Reproduce the items from the line containing "- bar-naiset: [997, 619, 1029, 634]" up to and including the line containing "- legend-item-miehet: Miehet: [470, 10, 583, 41]", keeping every character unchanged.

*TASK INPUTS:*
========
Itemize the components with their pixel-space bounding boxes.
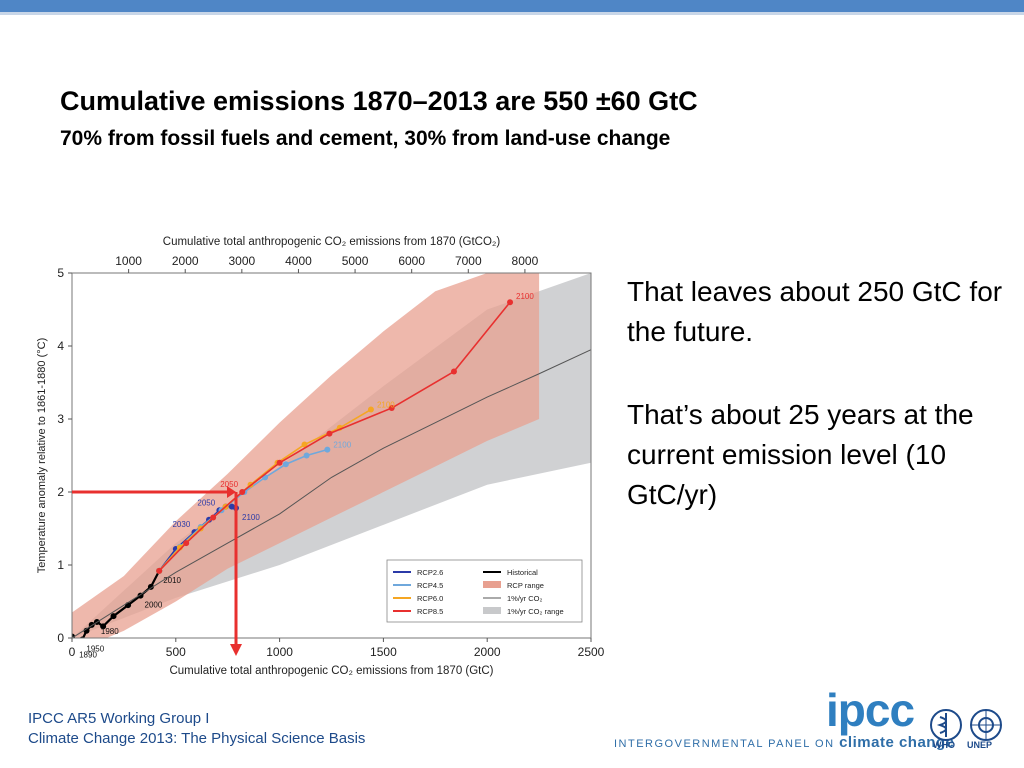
x2-tick-label-6: 7000	[455, 254, 482, 268]
ipcc-tagline-suffix: climate change	[839, 734, 955, 751]
footer-working-group: IPCC AR5 Working Group I	[28, 710, 210, 727]
series-line-5	[72, 349, 591, 638]
x-axis-label: Cumulative total anthropogenic CO₂ emiss…	[169, 665, 493, 677]
ipcc-tagline: INTERGOVERNMENTAL PANEL ON climate chang…	[614, 734, 954, 751]
y-tick-label-3: 3	[57, 412, 64, 426]
unep-emblem-icon	[970, 709, 1002, 741]
series-point-2-7	[303, 452, 310, 459]
y-axis-label: Temperature anomaly relative to 1861-188…	[36, 338, 48, 574]
plot-area	[72, 273, 591, 645]
legend-swatch-5	[483, 581, 501, 588]
x-tick-label-2: 1000	[266, 645, 293, 659]
series-point-0-8	[110, 613, 117, 620]
series-point-2-6	[282, 461, 289, 468]
y-tick-label-0: 0	[57, 631, 64, 645]
series-point-4-8	[507, 299, 514, 306]
point-label-0-4: 2010	[163, 576, 181, 585]
side-note-years-left: That’s about 25 years at the current emi…	[627, 399, 974, 510]
series-point-0-11	[147, 583, 154, 590]
chart-svg: 1890195019802000201020302050210021002100…	[36, 236, 605, 677]
point-label-1-1: 2050	[197, 498, 215, 507]
top-accent-bar	[0, 0, 1024, 12]
legend-label-3: RCP8.5	[417, 607, 443, 616]
legend-label-4: Historical	[507, 568, 538, 577]
y-tick-label-4: 4	[57, 339, 64, 353]
point-label-0-1: 1950	[86, 644, 104, 653]
side-note-remaining-budget: That leaves about 250 GtC for the future…	[627, 276, 1003, 347]
legend-label-7: 1%/yr CO₂ range	[507, 607, 564, 616]
x-tick-label-1: 500	[166, 645, 186, 659]
series-point-2-8	[324, 446, 331, 453]
series-point-4-0	[156, 567, 163, 574]
point-label-3-0: 2100	[377, 401, 395, 410]
point-label-4-1: 2100	[516, 292, 534, 301]
x2-axis-label: Cumulative total anthropogenic CO₂ emiss…	[163, 236, 501, 248]
x-tick-label-3: 1500	[370, 645, 397, 659]
slide-subtitle: 70% from fossil fuels and cement, 30% fr…	[60, 127, 671, 150]
series-point-0-7	[100, 623, 107, 630]
emissions-chart: 1890 1950 1980 2000 2010 2030 2050 2100 2100 2100…	[30, 225, 610, 695]
legend-label-0: RCP2.6	[417, 568, 443, 577]
legend-label-2: RCP6.0	[417, 594, 443, 603]
x-tick-label-5: 2500	[578, 645, 605, 659]
series-point-3-8	[367, 406, 374, 413]
point-label-0-2: 1980	[101, 627, 119, 636]
x2-tick-label-7: 8000	[512, 254, 539, 268]
series-point-4-1	[183, 540, 190, 547]
y-tick-label-1: 1	[57, 558, 64, 572]
who-label: WHO	[933, 740, 955, 750]
x2-tick-label-3: 4000	[285, 254, 312, 268]
series-point-4-5	[326, 430, 333, 437]
ipcc-logo: ipcc	[826, 684, 915, 736]
series-point-4-7	[450, 368, 457, 375]
legend-label-1: RCP4.5	[417, 581, 443, 590]
who-emblem-icon	[930, 709, 962, 741]
point-label-4-0: 2050	[220, 480, 238, 489]
annotation-arrow-down	[230, 644, 243, 656]
annotation-arrow-right	[227, 486, 237, 498]
point-label-2-0: 2100	[333, 441, 351, 450]
series-point-4-2	[210, 514, 217, 521]
legend-label-5: RCP range	[507, 581, 544, 590]
y-tick-label-5: 5	[57, 266, 64, 280]
series-point-0-2	[75, 639, 81, 645]
x2-tick-label-4: 5000	[342, 254, 369, 268]
point-label-1-2: 2100	[242, 513, 260, 522]
slide-title: Cumulative emissions 1870–2013 are 550 ±…	[60, 86, 698, 116]
y-tick-label-2: 2	[57, 485, 64, 499]
point-label-0-0: 1890	[79, 650, 97, 659]
legend-swatch-7	[483, 607, 501, 614]
unep-label: UNEP	[967, 740, 993, 750]
footer-report-title: Climate Change 2013: The Physical Scienc…	[28, 730, 366, 747]
series-point-0-3	[79, 636, 86, 638]
x-tick-label-4: 2000	[474, 645, 501, 659]
x2-tick-label-0: 1000	[115, 254, 142, 268]
x2-tick-label-2: 3000	[228, 254, 255, 268]
series-point-4-4	[276, 459, 283, 466]
top-accent-shadow	[0, 12, 1024, 15]
ipcc-tagline-prefix: INTERGOVERNMENTAL PANEL ON	[614, 738, 840, 750]
series-point-4-3	[239, 489, 246, 495]
legend-label-6: 1%/yr CO₂	[507, 594, 543, 603]
point-label-0-3: 2000	[145, 601, 163, 610]
x-tick-label-0: 0	[69, 645, 76, 659]
point-label-1-0: 2030	[172, 520, 190, 529]
series-point-3-6	[301, 441, 308, 448]
plot-frame	[71, 272, 592, 639]
x2-tick-label-5: 6000	[398, 254, 425, 268]
series-point-4-6	[388, 405, 395, 412]
x2-tick-label-1: 2000	[172, 254, 199, 268]
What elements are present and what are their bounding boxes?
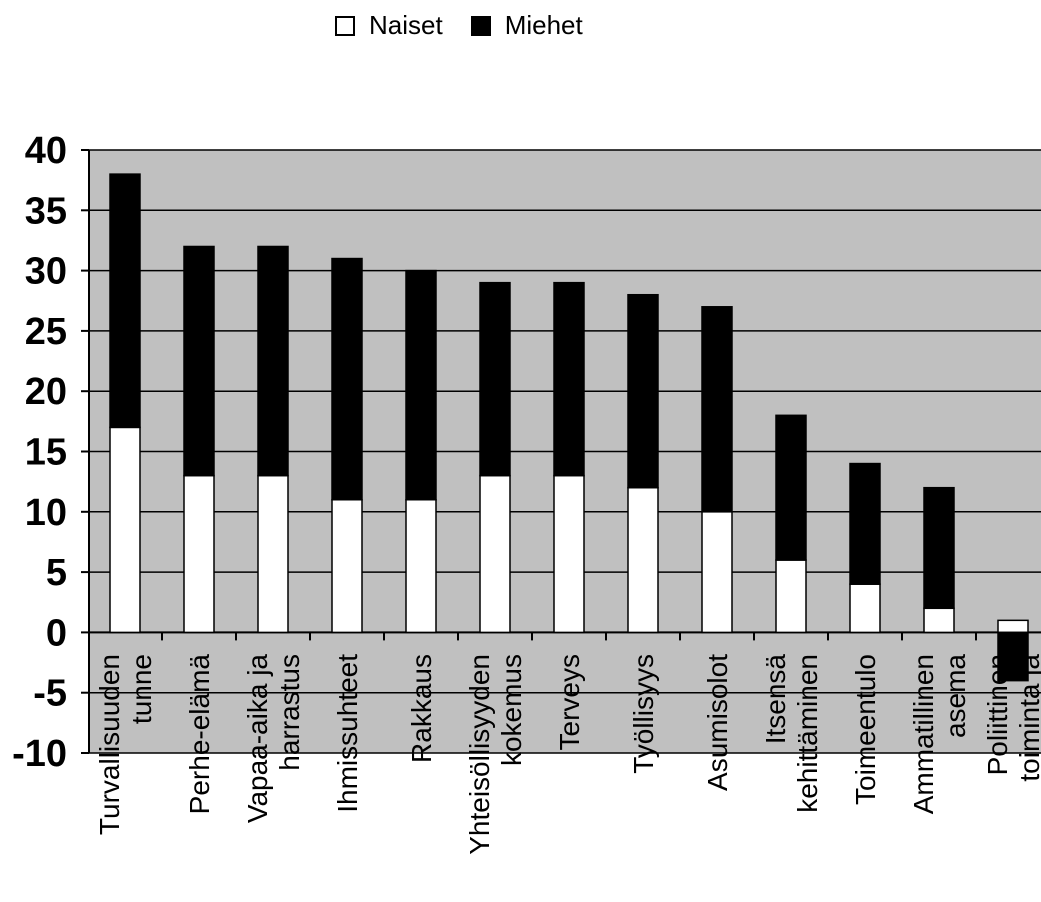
- bar-naiset: [997, 619, 1029, 634]
- bar-miehet: [775, 414, 807, 561]
- y-tick-label: -5: [33, 673, 67, 715]
- bar-miehet: [997, 631, 1029, 682]
- bar-naiset: [627, 486, 659, 634]
- x-tick-label: kokemus: [496, 654, 527, 766]
- x-tick-label: Itsensä: [760, 654, 791, 745]
- bar-naiset: [849, 583, 881, 634]
- y-tick-label: 0: [46, 612, 67, 654]
- x-tick-label: Ihmissuhteet: [332, 654, 363, 813]
- legend-label-naiset: Naiset: [369, 10, 443, 40]
- y-tick-label: 40: [25, 130, 67, 172]
- bar-naiset: [257, 474, 289, 634]
- y-tick-label: 20: [25, 371, 67, 413]
- bar-miehet: [331, 257, 363, 501]
- x-tick-label: Työllisyys: [628, 654, 659, 774]
- bar-miehet: [553, 281, 585, 477]
- bar-naiset: [923, 607, 955, 634]
- x-tick-label: asema: [940, 654, 971, 738]
- x-tick-label: toiminta ja: [1014, 654, 1041, 782]
- y-tick-label: 35: [25, 190, 67, 232]
- x-tick-label: Rakkaus: [406, 654, 437, 763]
- y-tick-label: 25: [25, 311, 67, 353]
- x-tick-label: tunne: [126, 654, 157, 724]
- bar-naiset: [775, 559, 807, 634]
- legend-swatch-naiset: [335, 15, 355, 36]
- x-tick-label: Asumisolot: [702, 654, 733, 791]
- x-tick-label: kehittäminen: [792, 654, 823, 813]
- x-tick-label: Toimeentulo: [850, 654, 881, 805]
- bar-miehet: [405, 269, 437, 501]
- bar-miehet: [923, 486, 955, 610]
- bar-miehet: [701, 306, 733, 513]
- x-tick-label: Vapaa-aika ja: [242, 654, 273, 824]
- bar-naiset: [701, 511, 733, 634]
- legend: Naiset Miehet: [335, 10, 601, 41]
- legend-item-miehet: Miehet: [470, 10, 583, 41]
- x-tick-label: Ammatillinen: [908, 654, 939, 814]
- y-tick-label: 15: [25, 432, 67, 474]
- bar-miehet: [183, 245, 215, 477]
- y-tick-label: 30: [25, 251, 67, 293]
- bar-naiset: [553, 474, 585, 634]
- bar-naiset: [331, 498, 363, 634]
- x-tick-label: Poliittinen: [982, 654, 1013, 775]
- y-tick-label: 5: [46, 552, 67, 594]
- y-tick-label: 10: [25, 492, 67, 534]
- bar-naiset: [479, 474, 511, 634]
- legend-swatch-miehet: [470, 15, 491, 36]
- x-tick-label: harrastus: [274, 654, 305, 771]
- bar-miehet: [109, 173, 141, 429]
- bar-miehet: [849, 462, 881, 585]
- x-tick-label: Turvallisuuden: [94, 654, 125, 835]
- legend-item-naiset: Naiset: [335, 10, 443, 41]
- legend-label-miehet: Miehet: [504, 10, 583, 40]
- bar-naiset: [183, 474, 215, 634]
- x-tick-label: Perhe-elämä: [184, 654, 215, 815]
- x-tick-label: Terveys: [554, 654, 585, 750]
- bar-miehet: [627, 293, 659, 489]
- bar-naiset: [109, 426, 141, 634]
- bar-naiset: [405, 498, 437, 634]
- bar-miehet: [257, 245, 289, 477]
- bar-miehet: [479, 281, 511, 477]
- y-tick-label: -10: [12, 733, 67, 775]
- x-tick-label: Yhteisöllisyyden: [464, 654, 495, 855]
========
*SOLUTION TO THE EXERCISE:*
- bar-naiset: [997, 619, 1029, 634]
- bar-miehet: [775, 414, 807, 561]
- y-tick-label: -5: [33, 673, 67, 715]
- bar-miehet: [997, 631, 1029, 682]
- bar-naiset: [627, 486, 659, 634]
- x-tick-label: kokemus: [496, 654, 527, 766]
- x-tick-label: Itsensä: [760, 654, 791, 745]
- bar-naiset: [849, 583, 881, 634]
- y-tick-label: 0: [46, 612, 67, 654]
- x-tick-label: Ihmissuhteet: [332, 654, 363, 813]
- legend-label-naiset: Naiset: [369, 10, 443, 40]
- y-tick-label: 40: [25, 130, 67, 172]
- bar-naiset: [257, 474, 289, 634]
- y-tick-label: 20: [25, 371, 67, 413]
- bar-miehet: [331, 257, 363, 501]
- x-tick-label: Työllisyys: [628, 654, 659, 774]
- bar-miehet: [553, 281, 585, 477]
- bar-naiset: [923, 607, 955, 634]
- x-tick-label: asema: [940, 654, 971, 738]
- x-tick-label: toiminta ja: [1014, 654, 1041, 782]
- y-tick-label: 35: [25, 190, 67, 232]
- x-tick-label: Rakkaus: [406, 654, 437, 763]
- y-tick-label: 25: [25, 311, 67, 353]
- x-tick-label: tunne: [126, 654, 157, 724]
- bar-naiset: [775, 559, 807, 634]
- legend-swatch-naiset: [335, 15, 355, 36]
- x-tick-label: Asumisolot: [702, 654, 733, 791]
- x-tick-label: kehittäminen: [792, 654, 823, 813]
- x-tick-label: Toimeentulo: [850, 654, 881, 805]
- bar-miehet: [405, 269, 437, 501]
- bar-miehet: [923, 486, 955, 610]
- bar-miehet: [701, 306, 733, 513]
- x-tick-label: Vapaa-aika ja: [242, 654, 273, 824]
- bar-naiset: [701, 511, 733, 634]
- legend: Naiset Miehet: [335, 10, 601, 41]
- legend-item-miehet: Miehet: [470, 10, 583, 41]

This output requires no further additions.